Text to read:
•••••

The whole album is a bit all too much of the same sort of thing, but if you're planning any romantic encounters in the vicinity of your stereo this year, then "Closer" and "Lake" should help you along no end. Don't say I don't give you all the best tips.

* Unless you're reading the unutterably pretentious Stylus Magazine, which prefers to make unfavourable comparisons with Bjork (whose stupid squeaky pixie voice I detest) and Joanna Newsom (ditto). Mind you, it's probably quite difficult to hear properly when you're that far up your own arse.

Friday, January 27, 2006


As I may have mentioned before, I have an unseemly fondness for geeks. By this I really mean anyone who has a boundless and unselfconscious enthusiasm for arcane subjects, but because of the industry I work in, that mainly translates to Silicon Valley-style software developers.

So I was obviously very excited last night to attend a seminar in a swanky Central London hotel, where a renowned uber-geek had been laid on to address a crowd of techies about the latest efforts to standardise the development of service-oriented architectures.

Much of the evening was dedicated to pondering a long-standing problem that IT types have, which is that no one ever understands what they're going on about. This resulted in the following lovely bit of monologue:

Uber-geek: If we can just find a way to talk to business users on their level, all our problems will be solved.

Audience: Hear hear!

Uber-geek: They'll soon realise that this new service-oriented architecture will be the saviour of modern business.

Audience: Oh yeah!

Uber-geek: We just need a simple way of explaining what we do, then they'll be queuing up to buy it.

Audience: Tell us what to do, o wise one!

Uber-geek: Well, we could start with WSDL. It does provide a completely mathematically robust system for describing services and interaction. But of course there are elements of the SOA system that escape mathematical description, because it's cybernetic.

Like I said, I love geeks.

INSTANT UPDATE: So long then, chaps, I'm off to the Isle of Wight for a spot of birdwatching. With champagne. Apparently.

Tuesday, January 24, 2006

It's All Gone A Bit Geoff Dyer...

•••••

The tasks:
1/ Answer these questions from the blog excerpt:
(a) Which two tracks does the writer recommend for romantic encounters near the stereo?
(b) Where was the seminar held?
(c) Where is the writer heading in the instant update, and for what activity?
2/ Extend the blog excerpt past its final line.
The listing comes from a source unrelated to the blog excerpt.

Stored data

•••••

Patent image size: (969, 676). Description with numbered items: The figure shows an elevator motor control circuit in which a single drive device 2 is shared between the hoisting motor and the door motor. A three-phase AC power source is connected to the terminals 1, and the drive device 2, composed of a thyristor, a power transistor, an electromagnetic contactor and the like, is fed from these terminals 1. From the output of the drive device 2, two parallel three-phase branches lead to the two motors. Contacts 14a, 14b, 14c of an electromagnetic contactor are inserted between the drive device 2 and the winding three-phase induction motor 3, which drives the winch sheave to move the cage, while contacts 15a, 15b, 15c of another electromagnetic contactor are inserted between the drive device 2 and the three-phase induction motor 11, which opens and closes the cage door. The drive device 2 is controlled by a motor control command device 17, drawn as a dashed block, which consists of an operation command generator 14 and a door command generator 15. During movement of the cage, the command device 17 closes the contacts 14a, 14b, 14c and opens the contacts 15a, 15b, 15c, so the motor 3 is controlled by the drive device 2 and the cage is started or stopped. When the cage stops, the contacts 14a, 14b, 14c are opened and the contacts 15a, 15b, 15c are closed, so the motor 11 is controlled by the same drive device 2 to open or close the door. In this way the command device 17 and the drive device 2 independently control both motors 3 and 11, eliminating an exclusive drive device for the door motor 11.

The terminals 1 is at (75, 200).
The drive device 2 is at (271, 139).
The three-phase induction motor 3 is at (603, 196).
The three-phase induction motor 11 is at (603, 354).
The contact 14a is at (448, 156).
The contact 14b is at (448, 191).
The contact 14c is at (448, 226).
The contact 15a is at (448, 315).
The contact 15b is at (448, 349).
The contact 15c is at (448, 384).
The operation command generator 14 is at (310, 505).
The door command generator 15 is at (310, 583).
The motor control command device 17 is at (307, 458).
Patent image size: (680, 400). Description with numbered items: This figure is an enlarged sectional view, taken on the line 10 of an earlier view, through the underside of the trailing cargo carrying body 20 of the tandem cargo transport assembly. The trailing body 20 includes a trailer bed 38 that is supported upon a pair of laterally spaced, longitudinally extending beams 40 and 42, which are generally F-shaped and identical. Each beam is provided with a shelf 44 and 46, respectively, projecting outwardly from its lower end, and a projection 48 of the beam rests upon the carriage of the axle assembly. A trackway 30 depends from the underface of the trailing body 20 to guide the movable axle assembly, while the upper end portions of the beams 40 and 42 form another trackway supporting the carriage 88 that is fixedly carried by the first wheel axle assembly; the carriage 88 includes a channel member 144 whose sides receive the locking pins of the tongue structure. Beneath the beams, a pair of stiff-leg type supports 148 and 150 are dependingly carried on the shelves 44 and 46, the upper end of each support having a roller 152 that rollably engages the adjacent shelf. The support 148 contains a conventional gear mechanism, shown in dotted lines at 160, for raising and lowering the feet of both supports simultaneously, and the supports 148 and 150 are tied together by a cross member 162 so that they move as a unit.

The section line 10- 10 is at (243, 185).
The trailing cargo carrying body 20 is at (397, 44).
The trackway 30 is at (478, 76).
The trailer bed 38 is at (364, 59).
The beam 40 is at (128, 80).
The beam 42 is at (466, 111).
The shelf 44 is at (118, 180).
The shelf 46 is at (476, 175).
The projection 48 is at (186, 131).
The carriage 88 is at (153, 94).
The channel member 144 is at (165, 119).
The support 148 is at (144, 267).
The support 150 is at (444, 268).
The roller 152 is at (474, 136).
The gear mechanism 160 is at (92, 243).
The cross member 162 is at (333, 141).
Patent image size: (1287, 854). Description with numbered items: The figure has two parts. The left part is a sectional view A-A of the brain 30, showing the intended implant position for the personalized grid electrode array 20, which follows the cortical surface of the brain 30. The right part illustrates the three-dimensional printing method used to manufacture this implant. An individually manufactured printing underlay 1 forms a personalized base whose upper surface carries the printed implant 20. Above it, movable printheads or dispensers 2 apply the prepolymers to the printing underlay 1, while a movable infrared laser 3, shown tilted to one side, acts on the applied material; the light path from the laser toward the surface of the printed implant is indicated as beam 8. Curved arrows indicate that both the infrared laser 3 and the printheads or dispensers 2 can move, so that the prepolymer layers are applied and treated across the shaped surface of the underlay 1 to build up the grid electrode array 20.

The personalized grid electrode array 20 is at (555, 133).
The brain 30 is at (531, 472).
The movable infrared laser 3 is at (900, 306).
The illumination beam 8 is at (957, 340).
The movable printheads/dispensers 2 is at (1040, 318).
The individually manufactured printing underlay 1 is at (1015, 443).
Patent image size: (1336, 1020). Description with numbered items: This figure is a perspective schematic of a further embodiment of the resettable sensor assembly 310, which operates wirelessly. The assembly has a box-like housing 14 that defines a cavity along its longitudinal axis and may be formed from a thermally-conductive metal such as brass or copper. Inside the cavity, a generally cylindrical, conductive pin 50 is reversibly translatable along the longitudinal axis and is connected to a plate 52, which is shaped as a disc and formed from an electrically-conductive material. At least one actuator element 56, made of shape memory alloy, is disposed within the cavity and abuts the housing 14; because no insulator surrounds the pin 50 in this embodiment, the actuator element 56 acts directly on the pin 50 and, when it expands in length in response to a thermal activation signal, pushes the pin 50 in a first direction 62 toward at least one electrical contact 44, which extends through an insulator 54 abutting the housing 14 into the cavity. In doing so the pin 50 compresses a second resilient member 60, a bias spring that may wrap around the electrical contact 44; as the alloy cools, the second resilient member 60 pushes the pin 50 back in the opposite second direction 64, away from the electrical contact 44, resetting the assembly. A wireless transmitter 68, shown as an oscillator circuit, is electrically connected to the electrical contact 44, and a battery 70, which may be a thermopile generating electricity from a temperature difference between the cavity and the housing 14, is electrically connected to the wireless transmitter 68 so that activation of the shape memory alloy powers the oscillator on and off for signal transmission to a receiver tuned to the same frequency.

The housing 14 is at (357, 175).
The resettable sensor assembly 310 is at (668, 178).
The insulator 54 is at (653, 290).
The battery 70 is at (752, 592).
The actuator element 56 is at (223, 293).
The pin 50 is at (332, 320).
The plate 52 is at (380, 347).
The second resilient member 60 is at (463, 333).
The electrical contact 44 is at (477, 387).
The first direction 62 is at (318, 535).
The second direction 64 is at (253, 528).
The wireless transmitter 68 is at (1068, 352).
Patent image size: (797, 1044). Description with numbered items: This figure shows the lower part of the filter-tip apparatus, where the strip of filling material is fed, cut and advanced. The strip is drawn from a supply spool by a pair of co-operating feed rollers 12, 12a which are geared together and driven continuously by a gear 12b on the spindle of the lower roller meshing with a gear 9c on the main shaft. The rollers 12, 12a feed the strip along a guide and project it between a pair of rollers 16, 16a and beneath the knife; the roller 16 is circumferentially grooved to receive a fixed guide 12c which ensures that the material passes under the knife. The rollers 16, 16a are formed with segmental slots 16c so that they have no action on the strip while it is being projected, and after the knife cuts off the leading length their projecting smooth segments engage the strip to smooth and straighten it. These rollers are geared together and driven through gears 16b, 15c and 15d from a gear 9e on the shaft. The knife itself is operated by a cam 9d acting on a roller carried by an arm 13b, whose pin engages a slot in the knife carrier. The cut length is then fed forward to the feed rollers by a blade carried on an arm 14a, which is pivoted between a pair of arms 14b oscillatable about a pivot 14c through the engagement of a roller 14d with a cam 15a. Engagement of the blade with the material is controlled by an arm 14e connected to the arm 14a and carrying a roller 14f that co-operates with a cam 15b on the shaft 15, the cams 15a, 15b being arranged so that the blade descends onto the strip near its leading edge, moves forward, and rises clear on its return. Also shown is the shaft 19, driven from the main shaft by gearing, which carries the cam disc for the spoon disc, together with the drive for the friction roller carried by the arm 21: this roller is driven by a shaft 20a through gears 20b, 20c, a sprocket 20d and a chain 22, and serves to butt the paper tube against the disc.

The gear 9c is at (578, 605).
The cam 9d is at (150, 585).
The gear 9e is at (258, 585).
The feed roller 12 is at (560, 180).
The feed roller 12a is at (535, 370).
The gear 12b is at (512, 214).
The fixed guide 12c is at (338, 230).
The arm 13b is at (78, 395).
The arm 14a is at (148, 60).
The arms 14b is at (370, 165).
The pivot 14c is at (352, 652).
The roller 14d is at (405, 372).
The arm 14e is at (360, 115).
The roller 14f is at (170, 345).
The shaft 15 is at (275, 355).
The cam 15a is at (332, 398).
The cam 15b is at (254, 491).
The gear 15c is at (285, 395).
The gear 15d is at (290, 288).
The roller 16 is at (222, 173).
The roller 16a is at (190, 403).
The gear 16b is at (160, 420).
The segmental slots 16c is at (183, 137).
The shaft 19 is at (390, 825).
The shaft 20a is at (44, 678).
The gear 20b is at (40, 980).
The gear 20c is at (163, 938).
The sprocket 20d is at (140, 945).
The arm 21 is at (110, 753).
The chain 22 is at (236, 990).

•••••

Task-by-task outputs:
1/
(a) "Closer" and "Lake."
(b) In a swanky Central London hotel.
(c) To the Isle of Wight, for a spot of birdwatching.

2/
...or it will do if I don't make this very short.

Anyway, it's 1993. I'm walking across the car park of Royal Holloway and Bedford New College in Egham, Surrey, with my boyfriend of the time. It's early evening, autumn time. He's carrying something, probably white camouflage netting. None of this is particularly interesting. The important thing is that as we're walking across the car park, I tell him that I'm happier than I've ever been.

The odd thing is that I don't have any memories of ever saying this at any other point in my life, even though I *must* have, surely. It's such an unremarkable occasion on which to have come out with it, walking across a car park. And if you asked me to look back on my life* and point out a time when I was truly happy, my first choice probably wouldn't be the autumn of 1993. But I remember saying it, so I know that I was.

Which is why I want to say now very quickly, because I tend to avoid sentimental stuff if at all possible, that right now, January 2006, I'm probably happier than I've ever been. There isn't anyone around to tell this to, so I'll just note it down here, and then in thirteen years' time, I'll remember (or - hey - read it in my archive), and know that I was.

Ahem. As you were.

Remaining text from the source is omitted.